All records should be reproduced verbatim.

Extracted data entries
-=-=-=-=-
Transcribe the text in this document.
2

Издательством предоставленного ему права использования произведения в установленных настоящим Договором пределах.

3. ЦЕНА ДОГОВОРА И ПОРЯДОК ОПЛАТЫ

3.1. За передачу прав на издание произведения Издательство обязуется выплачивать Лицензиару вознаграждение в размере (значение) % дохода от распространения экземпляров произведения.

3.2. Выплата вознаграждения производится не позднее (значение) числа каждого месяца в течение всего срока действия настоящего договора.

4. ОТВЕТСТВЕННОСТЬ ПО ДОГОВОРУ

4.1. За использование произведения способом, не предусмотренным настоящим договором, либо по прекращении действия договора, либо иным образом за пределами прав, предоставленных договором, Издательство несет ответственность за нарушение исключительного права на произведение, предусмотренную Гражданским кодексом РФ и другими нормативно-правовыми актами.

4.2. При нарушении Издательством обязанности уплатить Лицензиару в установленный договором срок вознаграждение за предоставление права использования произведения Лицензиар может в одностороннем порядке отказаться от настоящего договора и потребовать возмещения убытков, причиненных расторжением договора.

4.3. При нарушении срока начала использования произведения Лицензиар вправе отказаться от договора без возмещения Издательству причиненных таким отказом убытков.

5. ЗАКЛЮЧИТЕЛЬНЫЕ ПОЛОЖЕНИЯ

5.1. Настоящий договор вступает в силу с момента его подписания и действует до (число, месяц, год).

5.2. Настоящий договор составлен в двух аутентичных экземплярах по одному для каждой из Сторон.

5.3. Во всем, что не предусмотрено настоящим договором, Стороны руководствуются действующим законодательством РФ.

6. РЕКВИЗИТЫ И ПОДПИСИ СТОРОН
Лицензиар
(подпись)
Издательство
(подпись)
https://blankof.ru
-=-=-=-=-
### EXERCISE SOLUTION
Transcribe the text in this document.
2

Издательством предоставленного ему права использования произведения в установленных настоящим Договором пределах.

3. ЦЕНА ДОГОВОРА И ПОРЯДОК ОПЛАТЫ

3.1. За передачу прав на издание произведения Издательство обязуется выплачивать Лицензиару вознаграждение в размере (значение) % дохода от распространения экземпляров произведения.

3.2. Выплата вознаграждения производится не позднее (значение) числа каждого месяца в течение всего срока действия настоящего договора.

4. ОТВЕТСТВЕННОСТЬ ПО ДОГОВОРУ

4.1. За использование произведения способом, не предусмотренным настоящим договором, либо по прекращении действия договора, либо иным образом за пределами прав, предоставленных договором, Издательство несет ответственность за нарушение исключительного права на произведение, предусмотренную Гражданским кодексом РФ и другими нормативно-правовыми актами.

4.2. При нарушении Издательством обязанности уплатить Лицензиару в установленный договором срок вознаграждение за предоставление права использования произведения Лицензиар может в одностороннем порядке отказаться от настоящего договора и потребовать возмещения убытков, причиненных расторжением договора.

4.3. При нарушении срока начала использования произведения Лицензиар вправе отказаться от договора без возмещения Издательству причиненных таким отказом убытков.

5. ЗАКЛЮЧИТЕЛЬНЫЕ ПОЛОЖЕНИЯ

5.1. Настоящий договор вступает в силу с момента его подписания и действует до (число, месяц, год).

5.2. Настоящий договор составлен в двух аутентичных экземплярах по одному для каждой из Сторон.

5.3. Во всем, что не предусмотрено настоящим договором, Стороны руководствуются действующим законодательством РФ.

6. РЕКВИЗИТЫ И ПОДПИСИ СТОРОН
Лицензиар
(подпись)
Издательство
(подпись)
https://blankof.ru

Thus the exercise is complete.